Exercise goal - Print the listing below exactly.

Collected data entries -

— start —

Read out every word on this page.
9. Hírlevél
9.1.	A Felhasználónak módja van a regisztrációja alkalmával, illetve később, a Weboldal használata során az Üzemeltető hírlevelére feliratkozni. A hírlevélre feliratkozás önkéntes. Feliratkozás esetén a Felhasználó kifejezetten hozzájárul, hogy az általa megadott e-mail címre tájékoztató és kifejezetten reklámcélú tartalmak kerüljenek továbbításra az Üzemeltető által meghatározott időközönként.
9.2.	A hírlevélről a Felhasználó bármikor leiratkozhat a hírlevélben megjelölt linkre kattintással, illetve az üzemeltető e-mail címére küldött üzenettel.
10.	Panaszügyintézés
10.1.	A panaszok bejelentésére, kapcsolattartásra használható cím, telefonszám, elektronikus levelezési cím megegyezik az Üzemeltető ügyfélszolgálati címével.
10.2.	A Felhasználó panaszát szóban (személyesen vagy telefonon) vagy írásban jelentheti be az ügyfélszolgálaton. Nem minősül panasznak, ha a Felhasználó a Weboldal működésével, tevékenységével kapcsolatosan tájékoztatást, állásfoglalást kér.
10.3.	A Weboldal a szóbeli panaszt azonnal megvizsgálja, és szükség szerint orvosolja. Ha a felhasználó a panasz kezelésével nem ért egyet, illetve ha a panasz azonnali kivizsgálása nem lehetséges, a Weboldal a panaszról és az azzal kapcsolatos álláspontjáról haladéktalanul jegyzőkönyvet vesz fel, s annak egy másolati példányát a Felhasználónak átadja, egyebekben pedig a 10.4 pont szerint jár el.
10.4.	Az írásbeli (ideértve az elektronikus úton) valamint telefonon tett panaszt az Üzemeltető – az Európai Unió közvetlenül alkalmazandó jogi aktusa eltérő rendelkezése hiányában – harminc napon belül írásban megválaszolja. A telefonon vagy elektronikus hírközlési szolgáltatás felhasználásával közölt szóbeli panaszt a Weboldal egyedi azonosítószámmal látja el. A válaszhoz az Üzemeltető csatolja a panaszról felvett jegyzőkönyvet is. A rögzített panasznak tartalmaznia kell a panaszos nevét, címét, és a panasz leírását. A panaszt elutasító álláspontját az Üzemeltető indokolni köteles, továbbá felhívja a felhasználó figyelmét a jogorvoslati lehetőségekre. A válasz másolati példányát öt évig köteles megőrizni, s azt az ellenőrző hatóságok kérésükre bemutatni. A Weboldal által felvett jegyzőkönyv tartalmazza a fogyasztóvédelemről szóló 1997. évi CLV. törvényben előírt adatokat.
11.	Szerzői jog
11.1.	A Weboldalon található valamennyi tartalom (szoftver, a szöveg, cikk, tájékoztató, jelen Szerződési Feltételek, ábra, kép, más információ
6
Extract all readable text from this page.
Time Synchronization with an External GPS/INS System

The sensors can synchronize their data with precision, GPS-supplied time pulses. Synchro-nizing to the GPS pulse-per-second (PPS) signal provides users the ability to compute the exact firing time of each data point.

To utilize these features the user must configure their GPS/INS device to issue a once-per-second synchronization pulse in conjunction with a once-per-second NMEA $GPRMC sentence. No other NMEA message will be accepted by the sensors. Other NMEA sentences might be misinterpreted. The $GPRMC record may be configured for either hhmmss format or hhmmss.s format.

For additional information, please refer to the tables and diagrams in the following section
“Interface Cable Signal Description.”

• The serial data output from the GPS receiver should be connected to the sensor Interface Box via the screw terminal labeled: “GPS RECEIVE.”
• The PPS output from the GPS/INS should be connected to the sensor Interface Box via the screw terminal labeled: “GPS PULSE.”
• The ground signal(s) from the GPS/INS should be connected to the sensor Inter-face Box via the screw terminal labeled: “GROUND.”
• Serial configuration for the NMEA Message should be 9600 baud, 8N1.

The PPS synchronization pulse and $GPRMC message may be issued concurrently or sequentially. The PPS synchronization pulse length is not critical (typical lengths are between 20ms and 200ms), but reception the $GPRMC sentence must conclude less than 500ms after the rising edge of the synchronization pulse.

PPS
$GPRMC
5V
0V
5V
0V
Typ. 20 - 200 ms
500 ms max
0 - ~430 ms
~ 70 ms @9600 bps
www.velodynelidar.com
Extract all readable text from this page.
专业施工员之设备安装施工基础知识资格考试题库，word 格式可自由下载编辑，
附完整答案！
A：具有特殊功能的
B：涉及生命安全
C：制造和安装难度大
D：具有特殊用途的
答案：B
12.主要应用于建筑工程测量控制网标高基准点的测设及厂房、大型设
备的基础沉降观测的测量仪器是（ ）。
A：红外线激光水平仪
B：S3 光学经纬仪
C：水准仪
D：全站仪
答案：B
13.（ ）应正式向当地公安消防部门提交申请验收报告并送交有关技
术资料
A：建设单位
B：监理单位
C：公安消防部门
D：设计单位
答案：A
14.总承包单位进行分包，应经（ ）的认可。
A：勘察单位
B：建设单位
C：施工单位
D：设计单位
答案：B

— end —

Result of this task -
Read out every word on this page.
9. Hírlevél
9.1.	A Felhasználónak módja van a regisztrációja alkalmával, illetve később, a Weboldal használata során az Üzemeltető hírlevelére feliratkozni. A hírlevélre feliratkozás önkéntes. Feliratkozás esetén a Felhasználó kifejezetten hozzájárul, hogy az általa megadott e-mail címre tájékoztató és kifejezetten reklámcélú tartalmak kerüljenek továbbításra az Üzemeltető által meghatározott időközönként.
9.2.	A hírlevélről a Felhasználó bármikor leiratkozhat a hírlevélben megjelölt linkre kattintással, illetve az üzemeltető e-mail címére küldött üzenettel.
10.	Panaszügyintézés
10.1.	A panaszok bejelentésére, kapcsolattartásra használható cím, telefonszám, elektronikus levelezési cím megegyezik az Üzemeltető ügyfélszolgálati címével.
10.2.	A Felhasználó panaszát szóban (személyesen vagy telefonon) vagy írásban jelentheti be az ügyfélszolgálaton. Nem minősül panasznak, ha a Felhasználó a Weboldal működésével, tevékenységével kapcsolatosan tájékoztatást, állásfoglalást kér.
10.3.	A Weboldal a szóbeli panaszt azonnal megvizsgálja, és szükség szerint orvosolja. Ha a felhasználó a panasz kezelésével nem ért egyet, illetve ha a panasz azonnali kivizsgálása nem lehetséges, a Weboldal a panaszról és az azzal kapcsolatos álláspontjáról haladéktalanul jegyzőkönyvet vesz fel, s annak egy másolati példányát a Felhasználónak átadja, egyebekben pedig a 10.4 pont szerint jár el.
10.4.	Az írásbeli (ideértve az elektronikus úton) valamint telefonon tett panaszt az Üzemeltető – az Európai Unió közvetlenül alkalmazandó jogi aktusa eltérő rendelkezése hiányában – harminc napon belül írásban megválaszolja. A telefonon vagy elektronikus hírközlési szolgáltatás felhasználásával közölt szóbeli panaszt a Weboldal egyedi azonosítószámmal látja el. A válaszhoz az Üzemeltető csatolja a panaszról felvett jegyzőkönyvet is. A rögzített panasznak tartalmaznia kell a panaszos nevét, címét, és a panasz leírását. A panaszt elutasító álláspontját az Üzemeltető indokolni köteles, továbbá felhívja a felhasználó figyelmét a jogorvoslati lehetőségekre. A válasz másolati példányát öt évig köteles megőrizni, s azt az ellenőrző hatóságok kérésükre bemutatni. A Weboldal által felvett jegyzőkönyv tartalmazza a fogyasztóvédelemről szóló 1997. évi CLV. törvényben előírt adatokat.
11.	Szerzői jog
11.1.	A Weboldalon található valamennyi tartalom (szoftver, a szöveg, cikk, tájékoztató, jelen Szerződési Feltételek, ábra, kép, más információ
6
Extract all readable text from this page.
Time Synchronization with an External GPS/INS System

The sensors can synchronize their data with precision, GPS-supplied time pulses. Synchro-nizing to the GPS pulse-per-second (PPS) signal provides users the ability to compute the exact firing time of each data point.

To utilize these features the user must configure their GPS/INS device to issue a once-per-second synchronization pulse in conjunction with a once-per-second NMEA $GPRMC sentence. No other NMEA message will be accepted by the sensors. Other NMEA sentences might be misinterpreted. The $GPRMC record may be configured for either hhmmss format or hhmmss.s format.

For additional information, please refer to the tables and diagrams in the following section
“Interface Cable Signal Description.”

• The serial data output from the GPS receiver should be connected to the sensor Interface Box via the screw terminal labeled: “GPS RECEIVE.”
• The PPS output from the GPS/INS should be connected to the sensor Interface Box via the screw terminal labeled: “GPS PULSE.”
• The ground signal(s) from the GPS/INS should be connected to the sensor Inter-face Box via the screw terminal labeled: “GROUND.”
• Serial configuration for the NMEA Message should be 9600 baud, 8N1.

The PPS synchronization pulse and $GPRMC message may be issued concurrently or sequentially. The PPS synchronization pulse length is not critical (typical lengths are between 20ms and 200ms), but reception the $GPRMC sentence must conclude less than 500ms after the rising edge of the synchronization pulse.

PPS
$GPRMC
5V
0V
5V
0V
Typ. 20 - 200 ms
500 ms max
0 - ~430 ms
~ 70 ms @9600 bps
www.velodynelidar.com
Extract all readable text from this page.
专业施工员之设备安装施工基础知识资格考试题库，word 格式可自由下载编辑，
附完整答案！
A：具有特殊功能的
B：涉及生命安全
C：制造和安装难度大
D：具有特殊用途的
答案：B
12.主要应用于建筑工程测量控制网标高基准点的测设及厂房、大型设
备的基础沉降观测的测量仪器是（ ）。
A：红外线激光水平仪
B：S3 光学经纬仪
C：水准仪
D：全站仪
答案：B
13.（ ）应正式向当地公安消防部门提交申请验收报告并送交有关技
术资料
A：建设单位
B：监理单位
C：公安消防部门
D：设计单位
答案：A
14.总承包单位进行分包，应经（ ）的认可。
A：勘察单位
B：建设单位
C：施工单位
D：设计单位
答案：B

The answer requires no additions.